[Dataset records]
# # # # # # #

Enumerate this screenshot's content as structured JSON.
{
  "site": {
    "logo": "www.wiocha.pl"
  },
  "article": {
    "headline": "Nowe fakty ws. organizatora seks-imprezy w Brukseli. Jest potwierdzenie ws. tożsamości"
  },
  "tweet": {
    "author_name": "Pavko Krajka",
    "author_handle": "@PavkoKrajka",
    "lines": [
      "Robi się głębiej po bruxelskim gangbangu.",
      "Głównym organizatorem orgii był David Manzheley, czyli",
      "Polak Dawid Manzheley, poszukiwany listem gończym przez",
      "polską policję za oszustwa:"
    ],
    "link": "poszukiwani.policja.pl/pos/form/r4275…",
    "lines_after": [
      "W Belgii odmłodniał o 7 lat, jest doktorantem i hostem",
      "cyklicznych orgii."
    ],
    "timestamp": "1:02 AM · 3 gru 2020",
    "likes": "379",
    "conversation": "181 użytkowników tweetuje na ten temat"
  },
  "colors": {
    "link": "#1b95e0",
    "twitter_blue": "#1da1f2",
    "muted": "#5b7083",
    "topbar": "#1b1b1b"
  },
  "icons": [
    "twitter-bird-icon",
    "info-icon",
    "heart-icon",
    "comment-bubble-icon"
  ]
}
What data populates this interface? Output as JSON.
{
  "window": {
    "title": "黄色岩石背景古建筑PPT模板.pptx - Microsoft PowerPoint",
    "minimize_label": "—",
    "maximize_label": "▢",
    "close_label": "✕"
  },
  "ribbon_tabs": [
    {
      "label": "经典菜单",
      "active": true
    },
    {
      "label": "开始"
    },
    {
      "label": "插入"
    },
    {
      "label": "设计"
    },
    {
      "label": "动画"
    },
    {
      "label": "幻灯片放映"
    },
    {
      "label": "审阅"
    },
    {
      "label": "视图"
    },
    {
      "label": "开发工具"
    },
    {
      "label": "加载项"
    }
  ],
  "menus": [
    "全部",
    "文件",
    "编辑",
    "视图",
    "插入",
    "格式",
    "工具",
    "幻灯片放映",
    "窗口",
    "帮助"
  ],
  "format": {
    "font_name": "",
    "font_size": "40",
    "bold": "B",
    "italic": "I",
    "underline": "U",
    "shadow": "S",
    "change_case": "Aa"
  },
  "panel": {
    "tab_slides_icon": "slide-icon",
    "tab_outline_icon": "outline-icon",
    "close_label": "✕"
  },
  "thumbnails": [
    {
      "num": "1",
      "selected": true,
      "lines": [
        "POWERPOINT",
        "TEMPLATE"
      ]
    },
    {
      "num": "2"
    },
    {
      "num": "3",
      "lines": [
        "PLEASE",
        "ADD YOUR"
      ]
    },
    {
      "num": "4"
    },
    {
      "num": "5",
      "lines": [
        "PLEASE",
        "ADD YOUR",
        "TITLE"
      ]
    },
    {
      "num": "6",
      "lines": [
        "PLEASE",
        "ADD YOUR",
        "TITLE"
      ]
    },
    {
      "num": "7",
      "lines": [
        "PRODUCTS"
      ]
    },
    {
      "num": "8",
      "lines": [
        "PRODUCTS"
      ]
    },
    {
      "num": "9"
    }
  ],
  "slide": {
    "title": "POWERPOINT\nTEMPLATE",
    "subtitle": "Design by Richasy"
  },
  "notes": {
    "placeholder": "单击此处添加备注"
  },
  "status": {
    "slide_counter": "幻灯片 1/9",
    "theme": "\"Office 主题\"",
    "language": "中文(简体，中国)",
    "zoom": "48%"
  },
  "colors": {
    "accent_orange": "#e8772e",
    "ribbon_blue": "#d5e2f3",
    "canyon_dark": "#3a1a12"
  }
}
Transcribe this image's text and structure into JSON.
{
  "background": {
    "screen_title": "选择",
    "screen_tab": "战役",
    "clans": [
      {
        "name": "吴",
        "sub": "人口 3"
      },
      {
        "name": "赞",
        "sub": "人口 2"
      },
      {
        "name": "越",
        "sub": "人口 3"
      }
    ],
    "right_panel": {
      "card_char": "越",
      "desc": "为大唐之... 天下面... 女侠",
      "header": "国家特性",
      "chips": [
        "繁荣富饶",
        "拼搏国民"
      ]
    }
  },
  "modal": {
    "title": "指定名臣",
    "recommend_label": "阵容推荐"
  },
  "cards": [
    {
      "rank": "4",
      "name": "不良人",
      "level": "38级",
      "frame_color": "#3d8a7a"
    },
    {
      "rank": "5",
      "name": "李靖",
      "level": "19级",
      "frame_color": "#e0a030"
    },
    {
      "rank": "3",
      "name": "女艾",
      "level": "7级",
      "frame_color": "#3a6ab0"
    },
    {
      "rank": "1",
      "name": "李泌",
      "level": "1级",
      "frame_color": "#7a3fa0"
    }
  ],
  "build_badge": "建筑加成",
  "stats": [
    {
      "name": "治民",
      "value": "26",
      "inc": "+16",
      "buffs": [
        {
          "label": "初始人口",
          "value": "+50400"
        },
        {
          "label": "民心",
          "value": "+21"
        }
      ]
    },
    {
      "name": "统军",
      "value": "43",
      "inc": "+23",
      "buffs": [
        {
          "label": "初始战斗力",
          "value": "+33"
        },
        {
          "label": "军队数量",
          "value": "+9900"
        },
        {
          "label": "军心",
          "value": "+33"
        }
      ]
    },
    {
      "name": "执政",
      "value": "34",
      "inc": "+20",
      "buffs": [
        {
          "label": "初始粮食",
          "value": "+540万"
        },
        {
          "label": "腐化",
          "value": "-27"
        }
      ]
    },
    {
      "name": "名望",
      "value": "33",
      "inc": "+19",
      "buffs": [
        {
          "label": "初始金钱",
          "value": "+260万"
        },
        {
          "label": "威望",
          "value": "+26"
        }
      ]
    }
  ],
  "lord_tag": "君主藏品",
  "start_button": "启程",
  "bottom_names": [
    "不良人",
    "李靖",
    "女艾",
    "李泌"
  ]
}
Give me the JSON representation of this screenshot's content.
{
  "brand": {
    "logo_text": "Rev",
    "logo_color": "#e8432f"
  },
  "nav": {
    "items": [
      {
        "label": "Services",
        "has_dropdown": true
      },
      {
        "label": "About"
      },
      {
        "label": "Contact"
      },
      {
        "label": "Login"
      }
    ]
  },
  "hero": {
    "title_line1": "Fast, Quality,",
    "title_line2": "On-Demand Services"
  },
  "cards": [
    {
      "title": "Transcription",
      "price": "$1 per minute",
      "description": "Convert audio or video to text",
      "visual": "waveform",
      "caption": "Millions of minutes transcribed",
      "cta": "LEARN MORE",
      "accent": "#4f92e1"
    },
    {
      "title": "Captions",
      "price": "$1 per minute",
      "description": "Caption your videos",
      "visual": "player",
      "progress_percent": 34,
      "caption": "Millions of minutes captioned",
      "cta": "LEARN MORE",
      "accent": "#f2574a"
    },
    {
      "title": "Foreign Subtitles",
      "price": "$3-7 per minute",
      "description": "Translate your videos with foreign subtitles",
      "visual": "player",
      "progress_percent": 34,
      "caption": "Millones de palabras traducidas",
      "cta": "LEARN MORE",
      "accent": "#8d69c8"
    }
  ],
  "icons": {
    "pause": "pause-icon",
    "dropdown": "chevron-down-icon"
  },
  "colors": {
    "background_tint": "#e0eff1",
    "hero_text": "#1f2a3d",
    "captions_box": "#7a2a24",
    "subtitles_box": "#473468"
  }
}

# # # # # # #

Quote the data in full, keeping each word unchanged.

Solution to the exercise »
Enumerate this screenshot's content as structured JSON.
{
  "site": {
    "logo": "www.wiocha.pl"
  },
  "article": {
    "headline": "Nowe fakty ws. organizatora seks-imprezy w Brukseli. Jest potwierdzenie ws. tożsamości"
  },
  "tweet": {
    "author_name": "Pavko Krajka",
    "author_handle": "@PavkoKrajka",
    "lines": [
      "Robi się głębiej po bruxelskim gangbangu.",
      "Głównym organizatorem orgii był David Manzheley, czyli",
      "Polak Dawid Manzheley, poszukiwany listem gończym przez",
      "polską policję za oszustwa:"
    ],
    "link": "poszukiwani.policja.pl/pos/form/r4275…",
    "lines_after": [
      "W Belgii odmłodniał o 7 lat, jest doktorantem i hostem",
      "cyklicznych orgii."
    ],
    "timestamp": "1:02 AM · 3 gru 2020",
    "likes": "379",
    "conversation": "181 użytkowników tweetuje na ten temat"
  },
  "colors": {
    "link": "#1b95e0",
    "twitter_blue": "#1da1f2",
    "muted": "#5b7083",
    "topbar": "#1b1b1b"
  },
  "icons": [
    "twitter-bird-icon",
    "info-icon",
    "heart-icon",
    "comment-bubble-icon"
  ]
}
What data populates this interface? Output as JSON.
{
  "window": {
    "title": "黄色岩石背景古建筑PPT模板.pptx - Microsoft PowerPoint",
    "minimize_label": "—",
    "maximize_label": "▢",
    "close_label": "✕"
  },
  "ribbon_tabs": [
    {
      "label": "经典菜单",
      "active": true
    },
    {
      "label": "开始"
    },
    {
      "label": "插入"
    },
    {
      "label": "设计"
    },
    {
      "label": "动画"
    },
    {
      "label": "幻灯片放映"
    },
    {
      "label": "审阅"
    },
    {
      "label": "视图"
    },
    {
      "label": "开发工具"
    },
    {
      "label": "加载项"
    }
  ],
  "menus": [
    "全部",
    "文件",
    "编辑",
    "视图",
    "插入",
    "格式",
    "工具",
    "幻灯片放映",
    "窗口",
    "帮助"
  ],
  "format": {
    "font_name": "",
    "font_size": "40",
    "bold": "B",
    "italic": "I",
    "underline": "U",
    "shadow": "S",
    "change_case": "Aa"
  },
  "panel": {
    "tab_slides_icon": "slide-icon",
    "tab_outline_icon": "outline-icon",
    "close_label": "✕"
  },
  "thumbnails": [
    {
      "num": "1",
      "selected": true,
      "lines": [
        "POWERPOINT",
        "TEMPLATE"
      ]
    },
    {
      "num": "2"
    },
    {
      "num": "3",
      "lines": [
        "PLEASE",
        "ADD YOUR"
      ]
    },
    {
      "num": "4"
    },
    {
      "num": "5",
      "lines": [
        "PLEASE",
        "ADD YOUR",
        "TITLE"
      ]
    },
    {
      "num": "6",
      "lines": [
        "PLEASE",
        "ADD YOUR",
        "TITLE"
      ]
    },
    {
      "num": "7",
      "lines": [
        "PRODUCTS"
      ]
    },
    {
      "num": "8",
      "lines": [
        "PRODUCTS"
      ]
    },
    {
      "num": "9"
    }
  ],
  "slide": {
    "title": "POWERPOINT\nTEMPLATE",
    "subtitle": "Design by Richasy"
  },
  "notes": {
    "placeholder": "单击此处添加备注"
  },
  "status": {
    "slide_counter": "幻灯片 1/9",
    "theme": "\"Office 主题\"",
    "language": "中文(简体，中国)",
    "zoom": "48%"
  },
  "colors": {
    "accent_orange": "#e8772e",
    "ribbon_blue": "#d5e2f3",
    "canyon_dark": "#3a1a12"
  }
}
Transcribe this image's text and structure into JSON.
{
  "background": {
    "screen_title": "选择",
    "screen_tab": "战役",
    "clans": [
      {
        "name": "吴",
        "sub": "人口 3"
      },
      {
        "name": "赞",
        "sub": "人口 2"
      },
      {
        "name": "越",
        "sub": "人口 3"
      }
    ],
    "right_panel": {
      "card_char": "越",
      "desc": "为大唐之... 天下面... 女侠",
      "header": "国家特性",
      "chips": [
        "繁荣富饶",
        "拼搏国民"
      ]
    }
  },
  "modal": {
    "title": "指定名臣",
    "recommend_label": "阵容推荐"
  },
  "cards": [
    {
      "rank": "4",
      "name": "不良人",
      "level": "38级",
      "frame_color": "#3d8a7a"
    },
    {
      "rank": "5",
      "name": "李靖",
      "level": "19级",
      "frame_color": "#e0a030"
    },
    {
      "rank": "3",
      "name": "女艾",
      "level": "7级",
      "frame_color": "#3a6ab0"
    },
    {
      "rank": "1",
      "name": "李泌",
      "level": "1级",
      "frame_color": "#7a3fa0"
    }
  ],
  "build_badge": "建筑加成",
  "stats": [
    {
      "name": "治民",
      "value": "26",
      "inc": "+16",
      "buffs": [
        {
          "label": "初始人口",
          "value": "+50400"
        },
        {
          "label": "民心",
          "value": "+21"
        }
      ]
    },
    {
      "name": "统军",
      "value": "43",
      "inc": "+23",
      "buffs": [
        {
          "label": "初始战斗力",
          "value": "+33"
        },
        {
          "label": "军队数量",
          "value": "+9900"
        },
        {
          "label": "军心",
          "value": "+33"
        }
      ]
    },
    {
      "name": "执政",
      "value": "34",
      "inc": "+20",
      "buffs": [
        {
          "label": "初始粮食",
          "value": "+540万"
        },
        {
          "label": "腐化",
          "value": "-27"
        }
      ]
    },
    {
      "name": "名望",
      "value": "33",
      "inc": "+19",
      "buffs": [
        {
          "label": "初始金钱",
          "value": "+260万"
        },
        {
          "label": "威望",
          "value": "+26"
        }
      ]
    }
  ],
  "lord_tag": "君主藏品",
  "start_button": "启程",
  "bottom_names": [
    "不良人",
    "李靖",
    "女艾",
    "李泌"
  ]
}
Give me the JSON representation of this screenshot's content.
{
  "brand": {
    "logo_text": "Rev",
    "logo_color": "#e8432f"
  },
  "nav": {
    "items": [
      {
        "label": "Services",
        "has_dropdown": true
      },
      {
        "label": "About"
      },
      {
        "label": "Contact"
      },
      {
        "label": "Login"
      }
    ]
  },
  "hero": {
    "title_line1": "Fast, Quality,",
    "title_line2": "On-Demand Services"
  },
  "cards": [
    {
      "title": "Transcription",
      "price": "$1 per minute",
      "description": "Convert audio or video to text",
      "visual": "waveform",
      "caption": "Millions of minutes transcribed",
      "cta": "LEARN MORE",
      "accent": "#4f92e1"
    },
    {
      "title": "Captions",
      "price": "$1 per minute",
      "description": "Caption your videos",
      "visual": "player",
      "progress_percent": 34,
      "caption": "Millions of minutes captioned",
      "cta": "LEARN MORE",
      "accent": "#f2574a"
    },
    {
      "title": "Foreign Subtitles",
      "price": "$3-7 per minute",
      "description": "Translate your videos with foreign subtitles",
      "visual": "player",
      "progress_percent": 34,
      "caption": "Millones de palabras traducidas",
      "cta": "LEARN MORE",
      "accent": "#8d69c8"
    }
  ],
  "icons": {
    "pause": "pause-icon",
    "dropdown": "chevron-down-icon"
  },
  "colors": {
    "background_tint": "#e0eff1",
    "hero_text": "#1f2a3d",
    "captions_box": "#7a2a24",
    "subtitles_box": "#473468"
  }
}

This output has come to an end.